> [CHALLENGE]:
Transcribe the listing below word for word.

> [SOURCE DATA]:
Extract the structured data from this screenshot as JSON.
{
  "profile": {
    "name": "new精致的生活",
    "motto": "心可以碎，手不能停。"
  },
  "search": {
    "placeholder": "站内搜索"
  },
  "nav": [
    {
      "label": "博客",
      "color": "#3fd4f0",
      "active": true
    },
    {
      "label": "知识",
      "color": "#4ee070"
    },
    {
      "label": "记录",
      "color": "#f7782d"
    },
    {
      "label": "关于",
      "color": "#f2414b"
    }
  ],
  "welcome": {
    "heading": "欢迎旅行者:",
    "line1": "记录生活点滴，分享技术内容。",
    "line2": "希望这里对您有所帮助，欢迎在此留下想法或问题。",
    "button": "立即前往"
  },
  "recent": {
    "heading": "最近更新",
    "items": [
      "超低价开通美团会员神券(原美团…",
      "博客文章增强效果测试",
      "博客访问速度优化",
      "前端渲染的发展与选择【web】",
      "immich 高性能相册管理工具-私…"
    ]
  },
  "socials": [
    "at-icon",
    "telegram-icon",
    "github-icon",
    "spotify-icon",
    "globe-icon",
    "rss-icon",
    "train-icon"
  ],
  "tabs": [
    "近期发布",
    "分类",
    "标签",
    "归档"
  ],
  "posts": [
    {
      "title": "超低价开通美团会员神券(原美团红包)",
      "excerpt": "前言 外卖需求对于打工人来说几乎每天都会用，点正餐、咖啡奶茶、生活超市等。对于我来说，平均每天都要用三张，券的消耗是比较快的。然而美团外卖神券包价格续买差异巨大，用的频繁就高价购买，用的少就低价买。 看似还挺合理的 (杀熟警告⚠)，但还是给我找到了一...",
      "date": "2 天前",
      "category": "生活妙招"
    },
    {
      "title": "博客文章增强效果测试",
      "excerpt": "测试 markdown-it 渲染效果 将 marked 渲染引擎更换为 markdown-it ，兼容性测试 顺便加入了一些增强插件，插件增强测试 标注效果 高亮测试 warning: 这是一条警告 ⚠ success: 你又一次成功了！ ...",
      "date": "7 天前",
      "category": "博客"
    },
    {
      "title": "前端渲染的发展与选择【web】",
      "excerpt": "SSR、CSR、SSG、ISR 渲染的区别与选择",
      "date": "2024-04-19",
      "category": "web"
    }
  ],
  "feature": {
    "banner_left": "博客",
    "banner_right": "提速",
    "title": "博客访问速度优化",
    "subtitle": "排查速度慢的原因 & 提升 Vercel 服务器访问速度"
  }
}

> [WORKED SOLUTION]:
Extract the structured data from this screenshot as JSON.
{
  "profile": {
    "name": "new精致的生活",
    "motto": "心可以碎，手不能停。"
  },
  "search": {
    "placeholder": "站内搜索"
  },
  "nav": [
    {
      "label": "博客",
      "color": "#3fd4f0",
      "active": true
    },
    {
      "label": "知识",
      "color": "#4ee070"
    },
    {
      "label": "记录",
      "color": "#f7782d"
    },
    {
      "label": "关于",
      "color": "#f2414b"
    }
  ],
  "welcome": {
    "heading": "欢迎旅行者:",
    "line1": "记录生活点滴，分享技术内容。",
    "line2": "希望这里对您有所帮助，欢迎在此留下想法或问题。",
    "button": "立即前往"
  },
  "recent": {
    "heading": "最近更新",
    "items": [
      "超低价开通美团会员神券(原美团…",
      "博客文章增强效果测试",
      "博客访问速度优化",
      "前端渲染的发展与选择【web】",
      "immich 高性能相册管理工具-私…"
    ]
  },
  "socials": [
    "at-icon",
    "telegram-icon",
    "github-icon",
    "spotify-icon",
    "globe-icon",
    "rss-icon",
    "train-icon"
  ],
  "tabs": [
    "近期发布",
    "分类",
    "标签",
    "归档"
  ],
  "posts": [
    {
      "title": "超低价开通美团会员神券(原美团红包)",
      "excerpt": "前言 外卖需求对于打工人来说几乎每天都会用，点正餐、咖啡奶茶、生活超市等。对于我来说，平均每天都要用三张，券的消耗是比较快的。然而美团外卖神券包价格续买差异巨大，用的频繁就高价购买，用的少就低价买。 看似还挺合理的 (杀熟警告⚠)，但还是给我找到了一...",
      "date": "2 天前",
      "category": "生活妙招"
    },
    {
      "title": "博客文章增强效果测试",
      "excerpt": "测试 markdown-it 渲染效果 将 marked 渲染引擎更换为 markdown-it ，兼容性测试 顺便加入了一些增强插件，插件增强测试 标注效果 高亮测试 warning: 这是一条警告 ⚠ success: 你又一次成功了！ ...",
      "date": "7 天前",
      "category": "博客"
    },
    {
      "title": "前端渲染的发展与选择【web】",
      "excerpt": "SSR、CSR、SSG、ISR 渲染的区别与选择",
      "date": "2024-04-19",
      "category": "web"
    }
  ],
  "feature": {
    "banner_left": "博客",
    "banner_right": "提速",
    "title": "博客访问速度优化",
    "subtitle": "排查速度慢的原因 & 提升 Vercel 服务器访问速度"
  }
}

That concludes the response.